▶ _Task to carry out_: Transcribe the configuration guide below on connection pool sizing and retention policies, reproducing every line word for word.

▶ _Source extract_:
Small deployments (under 100 CronJobs):
pool:
  max-idle-conns: 5
  max-open-conns: 25
  conn-max-lifetime: 1h
  conn-max-idle-time: 10m
Medium deployments (100-500 CronJobs):
pool:
  max-idle-conns: 10
  max-open-conns: 100
  conn-max-lifetime: 1h
  conn-max-idle-time: 10m
Large deployments (>500 CronJobs):
pool:
  max-idle-conns: 20
  max-open-conns: 200
  conn-max-lifetime: 30m
  conn-max-idle-time: 5m
High availability (multiple replicas):
  • Multiply max-open-conns by number of replicas
  • Ensure database server max_connections > total connections from all replicas
  • Example: 3 replicas × 100 conns = 300, so database needs 300+ max_connections

Retention Policies

Execution History Retention

Execution records are automatically pruned based on age. Configuration:
history-retention:
  default-days: 30  # Default retention period
  max-days: 90      # Maximum allowed retention

scheduler:
  prune-interval: 1h  # How often to run pruning
Behavior:
  • History pruner runs every prune-interval (default: 1 hour)
  • Deletes execution records older than default-days
  • Per-monitor overrides respected (via CronJobMonitor.spec.dataRetention)
  • Maximum retention capped at max-days even with per-monitor overrides
Per-monitor override:
apiVersion: guardian.illenium.net/v1alpha1
kind: CronJobMonitor
metadata:
  name: critical-job-monitor
spec:
  dataRetention:
    executionHistoryDays: 90  # Keep for 90 days (up to max-days)
  # ...

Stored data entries
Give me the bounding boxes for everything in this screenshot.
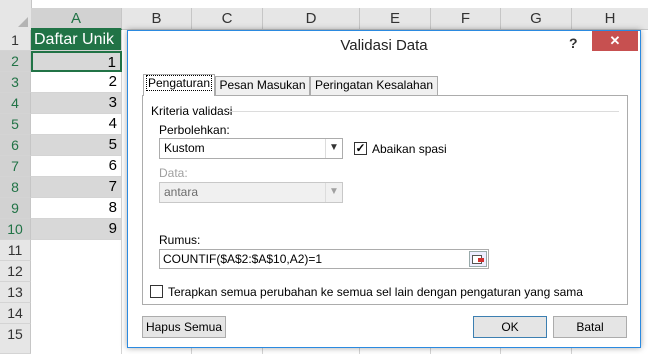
settings-panel: Kriteria validasi Perbolehkan: Kustom ▼ … [142,95,628,305]
row-header[interactable]: 6 [0,135,31,156]
tab-pengaturan[interactable]: Pengaturan [143,74,215,96]
cell-a8[interactable]: 7 [31,177,122,198]
tab-label: Pesan Masukan [219,78,306,92]
data-value: antara [164,185,199,199]
close-icon[interactable]: ✕ [592,31,638,51]
row-header[interactable]: 1 [0,30,31,51]
tab-peringatan-kesalahan[interactable]: Peringatan Kesalahan [310,76,438,95]
row-header[interactable]: 3 [0,72,31,93]
group-divider [227,111,619,112]
row-header[interactable]: 11 [0,240,31,261]
cell-a9[interactable]: 8 [31,198,122,219]
row-header[interactable]: 4 [0,93,31,114]
row-header[interactable]: 12 [0,261,31,282]
ignore-blank-checkbox[interactable]: ✓ [354,142,367,155]
cell-a3[interactable]: 2 [31,72,122,93]
tab-pesan-masukan[interactable]: Pesan Masukan [215,76,310,95]
row-header[interactable]: 13 [0,282,31,303]
formula-value: COUNTIF($A$2:$A$10,A2)=1 [163,252,323,266]
data-validation-dialog: Validasi Data ? ✕ Pengaturan Pesan Masuk… [127,30,641,348]
checkmark-icon: ✓ [355,141,366,155]
row-header[interactable]: 5 [0,114,31,135]
column-header-g[interactable]: G [501,8,572,30]
column-header-d[interactable]: D [263,8,360,30]
column-header-e[interactable]: E [360,8,431,30]
apply-all-checkbox[interactable] [150,285,163,298]
row-header[interactable]: 8 [0,177,31,198]
cell-a2-active[interactable]: 1 [31,51,122,72]
column-header-f[interactable]: F [431,8,501,30]
cell-a4[interactable]: 3 [31,93,122,114]
cell-a7[interactable]: 6 [31,156,122,177]
select-all-corner[interactable] [0,0,32,31]
dialog-titlebar[interactable]: Validasi Data ? ✕ [128,31,640,59]
column-header-b[interactable]: B [122,8,192,30]
allow-label: Perbolehkan: [159,123,230,137]
cell-a6[interactable]: 5 [31,135,122,156]
apply-all-label[interactable]: Terapkan semua perubahan ke semua sel la… [168,285,583,299]
group-label: Kriteria validasi [151,104,233,118]
row-header[interactable]: 14 [0,303,31,324]
cell-a5[interactable]: 4 [31,114,122,135]
cell-a10[interactable]: 9 [31,219,122,240]
row-header[interactable]: 15 [0,324,31,354]
allow-value: Kustom [164,141,205,155]
dialog-title: Validasi Data [340,37,428,54]
range-select-icon[interactable] [469,251,487,267]
row-header[interactable]: 2 [0,51,31,72]
tab-label: Peringatan Kesalahan [314,78,434,92]
clear-all-button[interactable]: Hapus Semua [142,316,226,338]
chevron-down-icon[interactable]: ▼ [325,139,342,158]
formula-input[interactable]: COUNTIF($A$2:$A$10,A2)=1 [159,249,489,269]
cell-a1-header[interactable]: Daftar Unik [31,30,122,51]
column-header-a[interactable]: A [31,8,122,30]
tab-label: Pengaturan [145,75,213,91]
ignore-blank-label[interactable]: Abaikan spasi [372,142,447,156]
cancel-button[interactable]: Batal [553,316,627,338]
formula-label: Rumus: [159,233,201,247]
row-header[interactable]: 7 [0,156,31,177]
column-header-c[interactable]: C [192,8,263,30]
row-header[interactable]: 9 [0,198,31,219]
column-header-h[interactable]: H [572,8,648,30]
row-header[interactable]: 10 [0,219,31,240]
ok-button[interactable]: OK [473,316,547,338]
data-label: Data: [159,166,188,180]
chevron-down-icon[interactable]: ▼ [325,183,342,202]
data-dropdown[interactable]: antara ▼ [159,182,343,203]
help-icon[interactable]: ? [569,35,578,51]
allow-dropdown[interactable]: Kustom ▼ [159,138,343,159]
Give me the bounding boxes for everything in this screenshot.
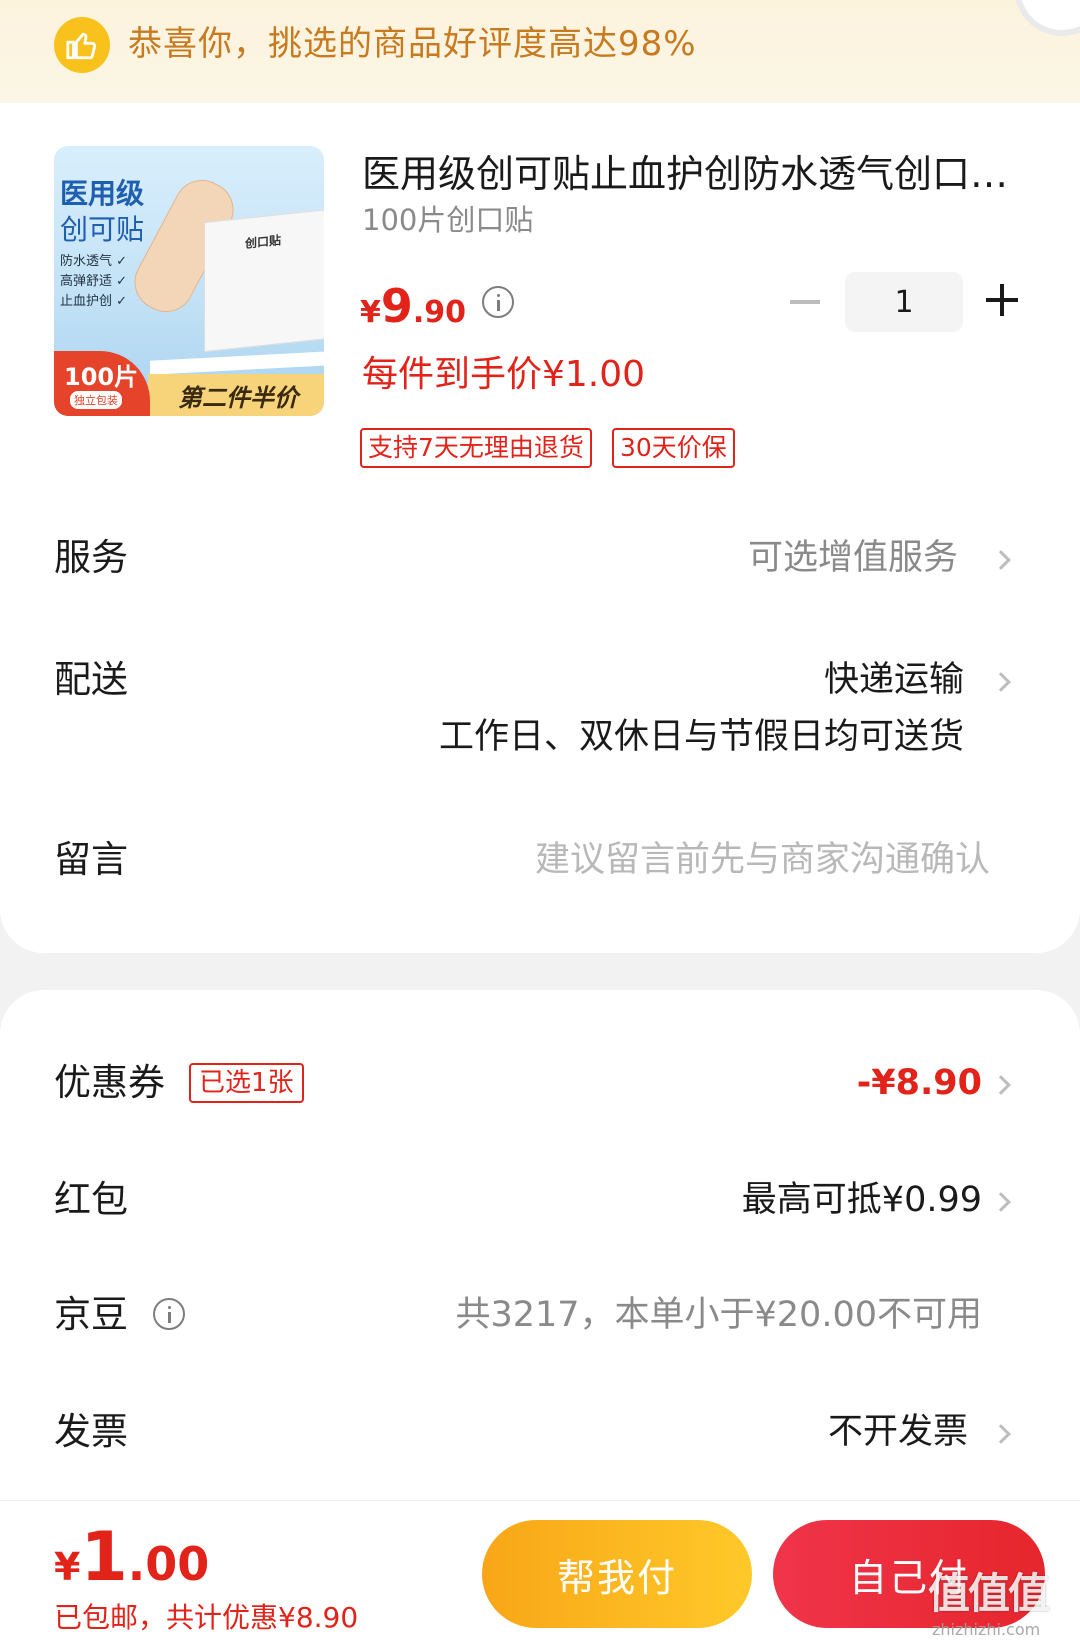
floating-corner-button[interactable] [1014, 0, 1080, 36]
image-feature: 防水透气 ✓ [60, 254, 128, 269]
coupon-selected-tag: 已选1张 [189, 1063, 304, 1103]
total-currency: ¥ [54, 1545, 81, 1589]
info-icon[interactable] [482, 286, 514, 318]
product-image[interactable]: 医用级 创可贴 防水透气 ✓ 高弹舒适 ✓ 止血护创 ✓ 创口贴 第二件半价 1… [54, 146, 324, 416]
quantity-increase-button[interactable] [986, 284, 1018, 316]
delivery-note: 工作日、双休日与节假日均可送货 [438, 717, 964, 757]
message-label: 留言 [54, 838, 128, 881]
image-promo: 第二件半价 [148, 374, 324, 416]
platform-graphic [150, 351, 324, 375]
total-decimal: .00 [127, 1537, 210, 1591]
package-box-graphic: 创口贴 [204, 205, 324, 353]
badge-sub: 独立包装 [70, 391, 122, 409]
total-discount-note: 已包邮，共计优惠¥8.90 [54, 1601, 359, 1634]
delivery-label: 配送 [54, 658, 128, 701]
jingdou-value: 共3217，本单小于¥20.00不可用 [455, 1295, 982, 1335]
redpack-value[interactable]: 最高可抵¥0.99 [742, 1175, 982, 1225]
price-decimal: .90 [412, 295, 467, 330]
product-spec[interactable]: 100片创口贴 [362, 200, 533, 240]
price-protect-tag: 30天价保 [612, 428, 735, 468]
invoice-value[interactable]: 不开发票 [828, 1407, 968, 1457]
service-label: 服务 [54, 536, 128, 579]
count-badge: 100片 独立包装 [54, 351, 150, 416]
product-title[interactable]: 医用级创可贴止血护创防水透气创口… [362, 150, 1012, 198]
image-feature: 止血护创 ✓ [60, 294, 128, 309]
badge-count: 100片 [64, 363, 139, 391]
return-policy-tag: 支持7天无理由退货 [360, 428, 592, 468]
unit-final-price: 每件到手价¥1.00 [362, 354, 646, 395]
invoice-label: 发票 [54, 1410, 128, 1453]
quantity-input[interactable]: 1 [845, 272, 963, 332]
service-value[interactable]: 可选增值服务 [748, 533, 958, 583]
delivery-method[interactable]: 快递运输 [824, 655, 964, 705]
message-input[interactable]: 建议留言前先与商家沟通确认 [535, 835, 990, 885]
total-integer: 1 [80, 1518, 128, 1597]
image-text-line2: 创可贴 [60, 213, 145, 246]
site-watermark: 值值值 [928, 1569, 1050, 1618]
info-icon[interactable] [153, 1298, 185, 1330]
watermark-url: zhizhizhi.com [932, 1620, 1041, 1639]
help-me-pay-button[interactable]: 帮我付 [482, 1520, 752, 1628]
banner-text: 恭喜你，挑选的商品好评度高达98% [128, 24, 697, 64]
quantity-decrease-button[interactable] [790, 300, 820, 304]
redpack-label: 红包 [54, 1178, 128, 1221]
price-integer: 9 [380, 279, 413, 333]
coupon-value[interactable]: -¥8.90 [857, 1058, 982, 1108]
image-feature: 高弹舒适 ✓ [60, 274, 128, 289]
thumbs-up-icon [54, 17, 110, 73]
coupon-label: 优惠券 [54, 1061, 165, 1104]
jingdou-label: 京豆 [54, 1293, 128, 1336]
praise-banner: 恭喜你，挑选的商品好评度高达98% [0, 0, 1080, 103]
price-currency: ¥ [360, 295, 381, 330]
box-label: 创口贴 [245, 233, 282, 251]
image-text-line1: 医用级 [60, 177, 145, 210]
product-price: ¥9.90 [360, 276, 466, 347]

▶ _Exercise solution_:
Small deployments (under 100 CronJobs):
pool:
  max-idle-conns: 5
  max-open-conns: 25
  conn-max-lifetime: 1h
  conn-max-idle-time: 10m
Medium deployments (100-500 CronJobs):
pool:
  max-idle-conns: 10
  max-open-conns: 100
  conn-max-lifetime: 1h
  conn-max-idle-time: 10m
Large deployments (>500 CronJobs):
pool:
  max-idle-conns: 20
  max-open-conns: 200
  conn-max-lifetime: 30m
  conn-max-idle-time: 5m
High availability (multiple replicas):
  • Multiply max-open-conns by number of replicas
  • Ensure database server max_connections > total connections from all replicas
  • Example: 3 replicas × 100 conns = 300, so database needs 300+ max_connections

Retention Policies

Execution History Retention

Execution records are automatically pruned based on age. Configuration:
history-retention:
  default-days: 30  # Default retention period
  max-days: 90      # Maximum allowed retention

scheduler:
  prune-interval: 1h  # How often to run pruning
Behavior:
  • History pruner runs every prune-interval (default: 1 hour)
  • Deletes execution records older than default-days
  • Per-monitor overrides respected (via CronJobMonitor.spec.dataRetention)
  • Maximum retention capped at max-days even with per-monitor overrides
Per-monitor override:
apiVersion: guardian.illenium.net/v1alpha1
kind: CronJobMonitor
metadata:
  name: critical-job-monitor
spec:
  dataRetention:
    executionHistoryDays: 90  # Keep for 90 days (up to max-days)
  # ...